§ Stated exercise
Quote the full listing word for word.
==========
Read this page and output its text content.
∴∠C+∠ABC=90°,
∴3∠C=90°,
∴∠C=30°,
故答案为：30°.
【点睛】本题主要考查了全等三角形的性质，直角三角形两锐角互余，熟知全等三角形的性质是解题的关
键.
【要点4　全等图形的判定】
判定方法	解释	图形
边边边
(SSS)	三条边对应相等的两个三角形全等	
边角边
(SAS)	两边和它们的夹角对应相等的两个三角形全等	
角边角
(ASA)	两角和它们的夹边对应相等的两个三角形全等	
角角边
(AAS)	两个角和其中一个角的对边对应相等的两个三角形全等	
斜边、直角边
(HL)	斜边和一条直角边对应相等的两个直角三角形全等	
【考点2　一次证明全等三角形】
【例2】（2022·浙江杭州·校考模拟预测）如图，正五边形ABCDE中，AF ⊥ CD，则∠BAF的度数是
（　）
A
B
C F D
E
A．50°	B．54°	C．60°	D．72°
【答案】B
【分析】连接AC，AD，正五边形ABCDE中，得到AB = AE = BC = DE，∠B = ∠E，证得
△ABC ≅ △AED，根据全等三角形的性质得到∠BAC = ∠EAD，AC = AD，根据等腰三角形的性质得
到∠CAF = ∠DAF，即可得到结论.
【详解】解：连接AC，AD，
==========
§ Finished answer
Read this page and output its text content.
∴∠C+∠ABC=90°,
∴3∠C=90°,
∴∠C=30°,
故答案为：30°.
【点睛】本题主要考查了全等三角形的性质，直角三角形两锐角互余，熟知全等三角形的性质是解题的关
键.
【要点4　全等图形的判定】
判定方法	解释	图形
边边边
(SSS)	三条边对应相等的两个三角形全等	
边角边
(SAS)	两边和它们的夹角对应相等的两个三角形全等	
角边角
(ASA)	两角和它们的夹边对应相等的两个三角形全等	
角角边
(AAS)	两个角和其中一个角的对边对应相等的两个三角形全等	
斜边、直角边
(HL)	斜边和一条直角边对应相等的两个直角三角形全等	
【考点2　一次证明全等三角形】
【例2】（2022·浙江杭州·校考模拟预测）如图，正五边形ABCDE中，AF ⊥ CD，则∠BAF的度数是
（　）
A
B
C F D
E
A．50°	B．54°	C．60°	D．72°
【答案】B
【分析】连接AC，AD，正五边形ABCDE中，得到AB = AE = BC = DE，∠B = ∠E，证得
△ABC ≅ △AED，根据全等三角形的性质得到∠BAC = ∠EAD，AC = AD，根据等腰三角形的性质得
到∠CAF = ∠DAF，即可得到结论.
【详解】解：连接AC，AD，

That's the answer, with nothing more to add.